Records contained in a dataset
________________________________________

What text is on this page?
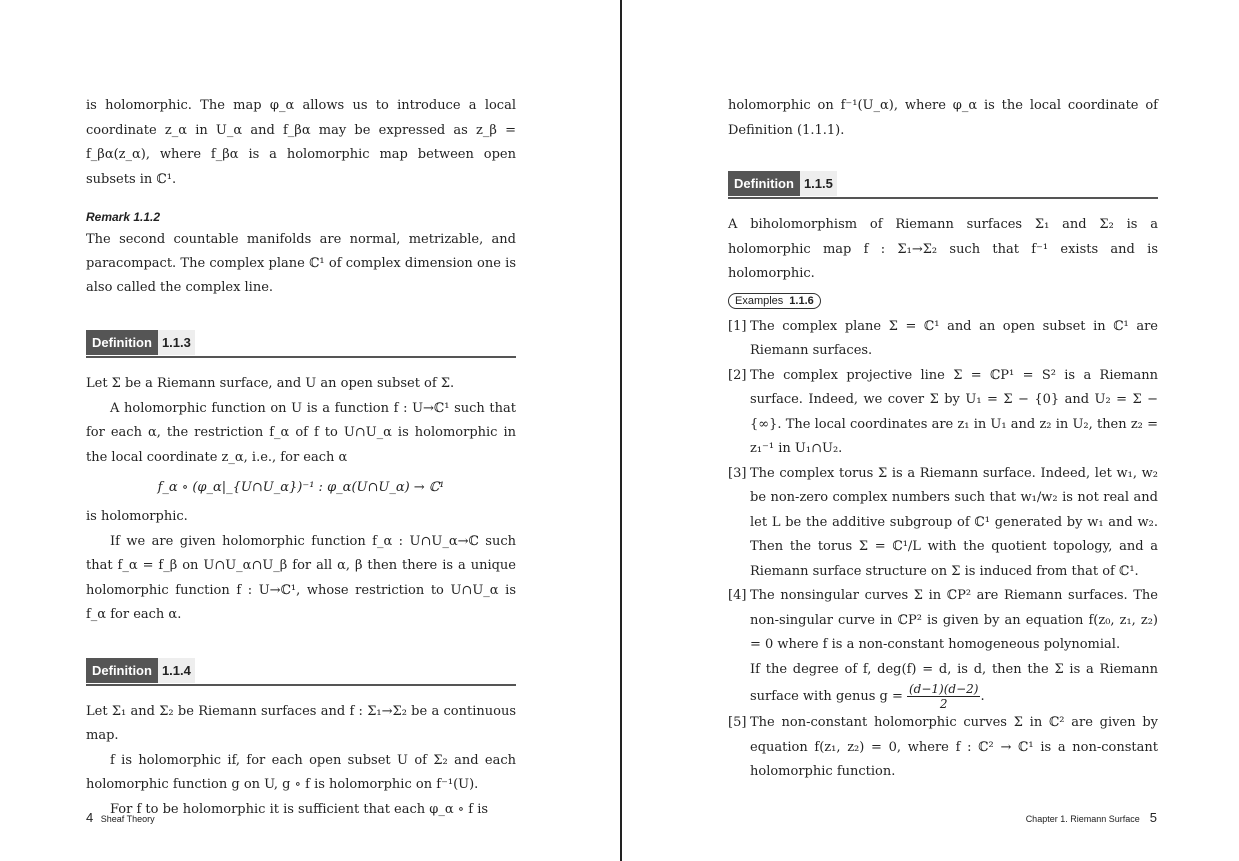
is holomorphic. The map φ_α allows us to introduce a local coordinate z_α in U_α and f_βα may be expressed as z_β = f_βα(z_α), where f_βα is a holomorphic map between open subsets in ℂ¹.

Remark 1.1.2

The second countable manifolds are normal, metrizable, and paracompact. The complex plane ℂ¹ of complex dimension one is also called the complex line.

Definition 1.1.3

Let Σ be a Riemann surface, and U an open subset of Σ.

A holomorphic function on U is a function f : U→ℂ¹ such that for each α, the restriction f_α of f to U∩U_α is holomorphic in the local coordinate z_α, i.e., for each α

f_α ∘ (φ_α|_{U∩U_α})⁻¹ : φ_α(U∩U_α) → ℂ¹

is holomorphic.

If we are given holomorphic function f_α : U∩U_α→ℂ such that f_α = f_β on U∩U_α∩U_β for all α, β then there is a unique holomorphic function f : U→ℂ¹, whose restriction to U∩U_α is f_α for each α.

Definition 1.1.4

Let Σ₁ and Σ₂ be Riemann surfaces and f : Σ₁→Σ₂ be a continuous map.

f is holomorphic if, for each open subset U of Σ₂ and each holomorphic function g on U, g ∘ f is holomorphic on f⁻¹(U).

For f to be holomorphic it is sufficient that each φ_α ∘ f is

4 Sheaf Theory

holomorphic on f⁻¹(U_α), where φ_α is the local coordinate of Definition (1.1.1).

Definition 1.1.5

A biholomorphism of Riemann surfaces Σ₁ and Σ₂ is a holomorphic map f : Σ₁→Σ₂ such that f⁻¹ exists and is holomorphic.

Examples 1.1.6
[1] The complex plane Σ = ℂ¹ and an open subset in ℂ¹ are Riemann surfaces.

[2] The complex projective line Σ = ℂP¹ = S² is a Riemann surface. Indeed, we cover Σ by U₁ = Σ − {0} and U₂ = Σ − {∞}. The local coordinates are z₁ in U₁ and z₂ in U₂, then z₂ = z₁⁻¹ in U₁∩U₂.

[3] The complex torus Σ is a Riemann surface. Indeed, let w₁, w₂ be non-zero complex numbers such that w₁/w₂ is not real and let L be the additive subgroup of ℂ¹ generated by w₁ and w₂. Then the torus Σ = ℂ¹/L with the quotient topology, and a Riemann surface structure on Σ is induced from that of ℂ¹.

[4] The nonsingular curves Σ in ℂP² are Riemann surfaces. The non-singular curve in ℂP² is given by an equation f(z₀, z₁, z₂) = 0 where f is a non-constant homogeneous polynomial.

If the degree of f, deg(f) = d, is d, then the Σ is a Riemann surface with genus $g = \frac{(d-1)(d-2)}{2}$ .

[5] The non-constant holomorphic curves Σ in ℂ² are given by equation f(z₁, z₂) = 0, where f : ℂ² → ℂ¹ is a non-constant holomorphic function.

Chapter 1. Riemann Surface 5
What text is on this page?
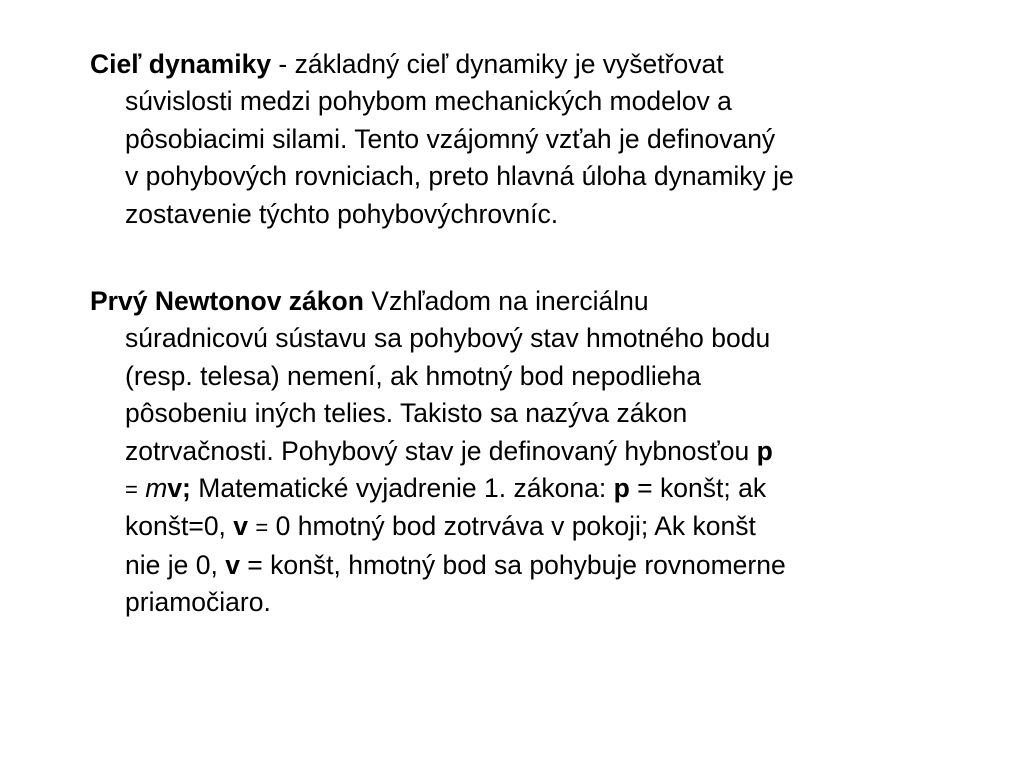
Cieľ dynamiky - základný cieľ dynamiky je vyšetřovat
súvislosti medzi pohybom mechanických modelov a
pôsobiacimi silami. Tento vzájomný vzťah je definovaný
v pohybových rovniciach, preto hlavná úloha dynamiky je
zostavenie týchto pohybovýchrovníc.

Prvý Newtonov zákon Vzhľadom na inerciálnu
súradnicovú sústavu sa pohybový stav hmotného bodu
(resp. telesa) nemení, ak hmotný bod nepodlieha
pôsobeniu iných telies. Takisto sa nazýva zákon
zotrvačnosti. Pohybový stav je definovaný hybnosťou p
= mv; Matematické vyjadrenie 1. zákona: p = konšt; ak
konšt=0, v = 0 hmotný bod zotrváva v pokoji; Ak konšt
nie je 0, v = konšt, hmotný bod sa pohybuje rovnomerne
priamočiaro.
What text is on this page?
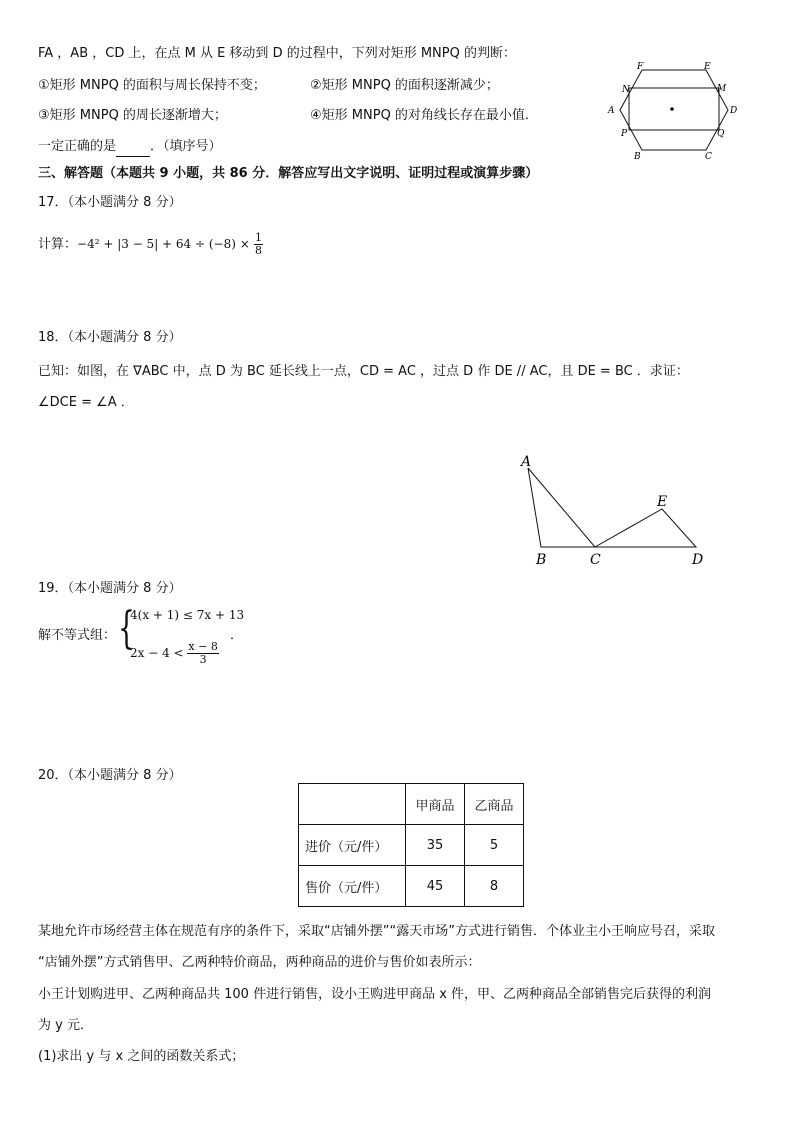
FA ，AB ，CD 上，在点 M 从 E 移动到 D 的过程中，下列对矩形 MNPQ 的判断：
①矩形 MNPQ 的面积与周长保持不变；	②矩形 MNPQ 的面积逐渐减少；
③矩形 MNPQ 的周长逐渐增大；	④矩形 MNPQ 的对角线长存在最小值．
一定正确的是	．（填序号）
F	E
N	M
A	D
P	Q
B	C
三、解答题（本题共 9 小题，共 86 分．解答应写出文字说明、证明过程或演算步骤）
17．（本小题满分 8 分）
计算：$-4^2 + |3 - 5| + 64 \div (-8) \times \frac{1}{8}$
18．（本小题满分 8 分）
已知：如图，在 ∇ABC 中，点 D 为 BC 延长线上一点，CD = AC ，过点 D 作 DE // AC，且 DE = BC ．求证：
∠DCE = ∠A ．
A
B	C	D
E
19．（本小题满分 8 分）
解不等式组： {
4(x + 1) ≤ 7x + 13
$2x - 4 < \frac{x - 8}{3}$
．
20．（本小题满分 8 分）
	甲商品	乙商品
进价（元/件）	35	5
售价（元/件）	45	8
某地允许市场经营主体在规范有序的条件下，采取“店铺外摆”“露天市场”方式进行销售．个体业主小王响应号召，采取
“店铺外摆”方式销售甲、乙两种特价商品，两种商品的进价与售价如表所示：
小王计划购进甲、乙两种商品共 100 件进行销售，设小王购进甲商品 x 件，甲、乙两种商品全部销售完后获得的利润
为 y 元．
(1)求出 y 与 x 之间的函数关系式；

________________________________________

:: EXERCISE BRIEF ::
Return only the number of lines in the entries that contain the string "Riemann".

:: EXPECTED ANSWER ::
9